* **EXERCISE GOAL**
Sift the material for lines containing "уровня", and return them.

start INPUT DATA

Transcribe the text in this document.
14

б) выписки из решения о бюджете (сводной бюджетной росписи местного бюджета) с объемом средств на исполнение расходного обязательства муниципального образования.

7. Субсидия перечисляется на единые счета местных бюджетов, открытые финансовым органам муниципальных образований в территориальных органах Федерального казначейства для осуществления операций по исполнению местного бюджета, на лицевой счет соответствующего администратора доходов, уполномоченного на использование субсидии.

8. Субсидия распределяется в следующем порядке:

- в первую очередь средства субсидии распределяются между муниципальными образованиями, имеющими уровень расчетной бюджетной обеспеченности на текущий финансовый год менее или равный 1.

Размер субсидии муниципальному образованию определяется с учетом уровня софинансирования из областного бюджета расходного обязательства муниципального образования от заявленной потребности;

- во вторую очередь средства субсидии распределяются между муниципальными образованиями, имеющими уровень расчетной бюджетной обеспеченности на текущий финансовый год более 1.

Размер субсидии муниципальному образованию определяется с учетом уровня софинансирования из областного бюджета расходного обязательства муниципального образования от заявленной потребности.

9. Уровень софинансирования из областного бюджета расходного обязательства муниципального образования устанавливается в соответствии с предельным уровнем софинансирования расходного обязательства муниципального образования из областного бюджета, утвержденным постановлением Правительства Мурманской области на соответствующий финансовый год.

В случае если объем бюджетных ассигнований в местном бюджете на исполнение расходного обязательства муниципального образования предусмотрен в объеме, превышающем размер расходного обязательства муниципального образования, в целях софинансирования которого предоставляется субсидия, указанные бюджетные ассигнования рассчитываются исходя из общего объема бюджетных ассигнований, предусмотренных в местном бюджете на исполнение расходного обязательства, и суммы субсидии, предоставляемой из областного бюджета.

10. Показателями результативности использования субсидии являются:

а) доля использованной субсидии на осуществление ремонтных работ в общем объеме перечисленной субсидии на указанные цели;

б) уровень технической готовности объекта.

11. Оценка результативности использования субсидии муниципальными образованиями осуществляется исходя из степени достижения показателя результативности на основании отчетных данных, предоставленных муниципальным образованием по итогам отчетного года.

end INPUT DATA

* **COMPLETE ANSWER**
Размер субсидии муниципальному образованию определяется с учетом уровня софинансирования из областного бюджета расходного обязательства муниципального образования от заявленной потребности;
Размер субсидии муниципальному образованию определяется с учетом уровня софинансирования из областного бюджета расходного обязательства муниципального образования от заявленной потребности.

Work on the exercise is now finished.